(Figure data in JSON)

"""

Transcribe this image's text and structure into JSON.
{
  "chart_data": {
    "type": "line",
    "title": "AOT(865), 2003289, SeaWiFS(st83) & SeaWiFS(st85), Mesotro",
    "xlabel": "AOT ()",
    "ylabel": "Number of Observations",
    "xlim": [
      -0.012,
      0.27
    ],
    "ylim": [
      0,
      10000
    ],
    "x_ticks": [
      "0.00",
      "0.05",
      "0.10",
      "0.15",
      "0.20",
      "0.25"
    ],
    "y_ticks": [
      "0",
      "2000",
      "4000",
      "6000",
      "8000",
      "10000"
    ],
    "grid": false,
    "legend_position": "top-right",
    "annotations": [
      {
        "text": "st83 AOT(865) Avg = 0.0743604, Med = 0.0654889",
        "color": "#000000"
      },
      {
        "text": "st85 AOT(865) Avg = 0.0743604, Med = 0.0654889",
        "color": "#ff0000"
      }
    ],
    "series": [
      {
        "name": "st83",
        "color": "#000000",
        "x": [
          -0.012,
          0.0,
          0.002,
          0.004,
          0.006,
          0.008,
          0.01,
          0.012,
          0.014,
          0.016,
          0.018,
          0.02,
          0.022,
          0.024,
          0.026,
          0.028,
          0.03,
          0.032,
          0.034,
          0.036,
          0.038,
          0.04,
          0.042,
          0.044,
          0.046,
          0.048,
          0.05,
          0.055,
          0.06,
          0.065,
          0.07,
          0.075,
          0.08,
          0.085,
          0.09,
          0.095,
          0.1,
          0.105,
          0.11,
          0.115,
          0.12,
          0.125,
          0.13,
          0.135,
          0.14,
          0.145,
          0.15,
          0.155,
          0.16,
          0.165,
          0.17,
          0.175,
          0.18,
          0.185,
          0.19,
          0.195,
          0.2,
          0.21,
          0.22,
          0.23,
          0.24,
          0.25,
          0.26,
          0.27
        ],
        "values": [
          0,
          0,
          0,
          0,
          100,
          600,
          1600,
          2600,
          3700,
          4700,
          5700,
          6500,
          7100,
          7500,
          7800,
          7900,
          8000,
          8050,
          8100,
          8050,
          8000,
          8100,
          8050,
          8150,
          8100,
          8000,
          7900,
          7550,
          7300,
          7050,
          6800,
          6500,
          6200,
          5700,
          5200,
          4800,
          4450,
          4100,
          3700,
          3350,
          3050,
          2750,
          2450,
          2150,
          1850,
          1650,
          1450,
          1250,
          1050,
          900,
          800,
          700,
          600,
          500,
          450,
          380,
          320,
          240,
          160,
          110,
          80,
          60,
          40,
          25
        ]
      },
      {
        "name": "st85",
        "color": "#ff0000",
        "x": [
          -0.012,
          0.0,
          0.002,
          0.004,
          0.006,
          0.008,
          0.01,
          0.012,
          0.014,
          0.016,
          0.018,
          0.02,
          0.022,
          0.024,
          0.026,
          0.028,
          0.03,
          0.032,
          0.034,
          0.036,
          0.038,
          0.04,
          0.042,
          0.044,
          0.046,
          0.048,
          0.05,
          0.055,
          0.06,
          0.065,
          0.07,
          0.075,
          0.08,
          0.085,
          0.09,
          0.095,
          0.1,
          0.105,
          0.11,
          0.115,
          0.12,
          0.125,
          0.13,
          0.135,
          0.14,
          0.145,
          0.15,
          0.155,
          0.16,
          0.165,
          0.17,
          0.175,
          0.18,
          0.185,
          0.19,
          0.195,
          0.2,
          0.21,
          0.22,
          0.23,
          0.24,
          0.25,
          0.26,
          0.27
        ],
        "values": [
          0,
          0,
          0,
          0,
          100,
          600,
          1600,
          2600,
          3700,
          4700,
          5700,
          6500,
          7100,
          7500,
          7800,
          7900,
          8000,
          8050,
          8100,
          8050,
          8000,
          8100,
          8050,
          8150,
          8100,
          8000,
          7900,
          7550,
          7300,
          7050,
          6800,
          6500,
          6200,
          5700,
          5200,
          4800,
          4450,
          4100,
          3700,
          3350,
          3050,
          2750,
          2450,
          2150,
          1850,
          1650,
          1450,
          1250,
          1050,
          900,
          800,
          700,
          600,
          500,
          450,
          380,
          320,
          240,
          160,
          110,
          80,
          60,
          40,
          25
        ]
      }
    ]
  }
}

"""

◆ **Goal**:
Quote each line of the listing above exactly.

◆ **Exercise result**:
Transcribe this image's text and structure into JSON.
{
  "chart_data": {
    "type": "line",
    "title": "AOT(865), 2003289, SeaWiFS(st83) & SeaWiFS(st85), Mesotro",
    "xlabel": "AOT ()",
    "ylabel": "Number of Observations",
    "xlim": [
      -0.012,
      0.27
    ],
    "ylim": [
      0,
      10000
    ],
    "x_ticks": [
      "0.00",
      "0.05",
      "0.10",
      "0.15",
      "0.20",
      "0.25"
    ],
    "y_ticks": [
      "0",
      "2000",
      "4000",
      "6000",
      "8000",
      "10000"
    ],
    "grid": false,
    "legend_position": "top-right",
    "annotations": [
      {
        "text": "st83 AOT(865) Avg = 0.0743604, Med = 0.0654889",
        "color": "#000000"
      },
      {
        "text": "st85 AOT(865) Avg = 0.0743604, Med = 0.0654889",
        "color": "#ff0000"
      }
    ],
    "series": [
      {
        "name": "st83",
        "color": "#000000",
        "x": [
          -0.012,
          0.0,
          0.002,
          0.004,
          0.006,
          0.008,
          0.01,
          0.012,
          0.014,
          0.016,
          0.018,
          0.02,
          0.022,
          0.024,
          0.026,
          0.028,
          0.03,
          0.032,
          0.034,
          0.036,
          0.038,
          0.04,
          0.042,
          0.044,
          0.046,
          0.048,
          0.05,
          0.055,
          0.06,
          0.065,
          0.07,
          0.075,
          0.08,
          0.085,
          0.09,
          0.095,
          0.1,
          0.105,
          0.11,
          0.115,
          0.12,
          0.125,
          0.13,
          0.135,
          0.14,
          0.145,
          0.15,
          0.155,
          0.16,
          0.165,
          0.17,
          0.175,
          0.18,
          0.185,
          0.19,
          0.195,
          0.2,
          0.21,
          0.22,
          0.23,
          0.24,
          0.25,
          0.26,
          0.27
        ],
        "values": [
          0,
          0,
          0,
          0,
          100,
          600,
          1600,
          2600,
          3700,
          4700,
          5700,
          6500,
          7100,
          7500,
          7800,
          7900,
          8000,
          8050,
          8100,
          8050,
          8000,
          8100,
          8050,
          8150,
          8100,
          8000,
          7900,
          7550,
          7300,
          7050,
          6800,
          6500,
          6200,
          5700,
          5200,
          4800,
          4450,
          4100,
          3700,
          3350,
          3050,
          2750,
          2450,
          2150,
          1850,
          1650,
          1450,
          1250,
          1050,
          900,
          800,
          700,
          600,
          500,
          450,
          380,
          320,
          240,
          160,
          110,
          80,
          60,
          40,
          25
        ]
      },
      {
        "name": "st85",
        "color": "#ff0000",
        "x": [
          -0.012,
          0.0,
          0.002,
          0.004,
          0.006,
          0.008,
          0.01,
          0.012,
          0.014,
          0.016,
          0.018,
          0.02,
          0.022,
          0.024,
          0.026,
          0.028,
          0.03,
          0.032,
          0.034,
          0.036,
          0.038,
          0.04,
          0.042,
          0.044,
          0.046,
          0.048,
          0.05,
          0.055,
          0.06,
          0.065,
          0.07,
          0.075,
          0.08,
          0.085,
          0.09,
          0.095,
          0.1,
          0.105,
          0.11,
          0.115,
          0.12,
          0.125,
          0.13,
          0.135,
          0.14,
          0.145,
          0.15,
          0.155,
          0.16,
          0.165,
          0.17,
          0.175,
          0.18,
          0.185,
          0.19,
          0.195,
          0.2,
          0.21,
          0.22,
          0.23,
          0.24,
          0.25,
          0.26,
          0.27
        ],
        "values": [
          0,
          0,
          0,
          0,
          100,
          600,
          1600,
          2600,
          3700,
          4700,
          5700,
          6500,
          7100,
          7500,
          7800,
          7900,
          8000,
          8050,
          8100,
          8050,
          8000,
          8100,
          8050,
          8150,
          8100,
          8000,
          7900,
          7550,
          7300,
          7050,
          6800,
          6500,
          6200,
          5700,
          5200,
          4800,
          4450,
          4100,
          3700,
          3350,
          3050,
          2750,
          2450,
          2150,
          1850,
          1650,
          1450,
          1250,
          1050,
          900,
          800,
          700,
          600,
          500,
          450,
          380,
          320,
          240,
          160,
          110,
          80,
          60,
          40,
          25
        ]
      }
    ]
  }
}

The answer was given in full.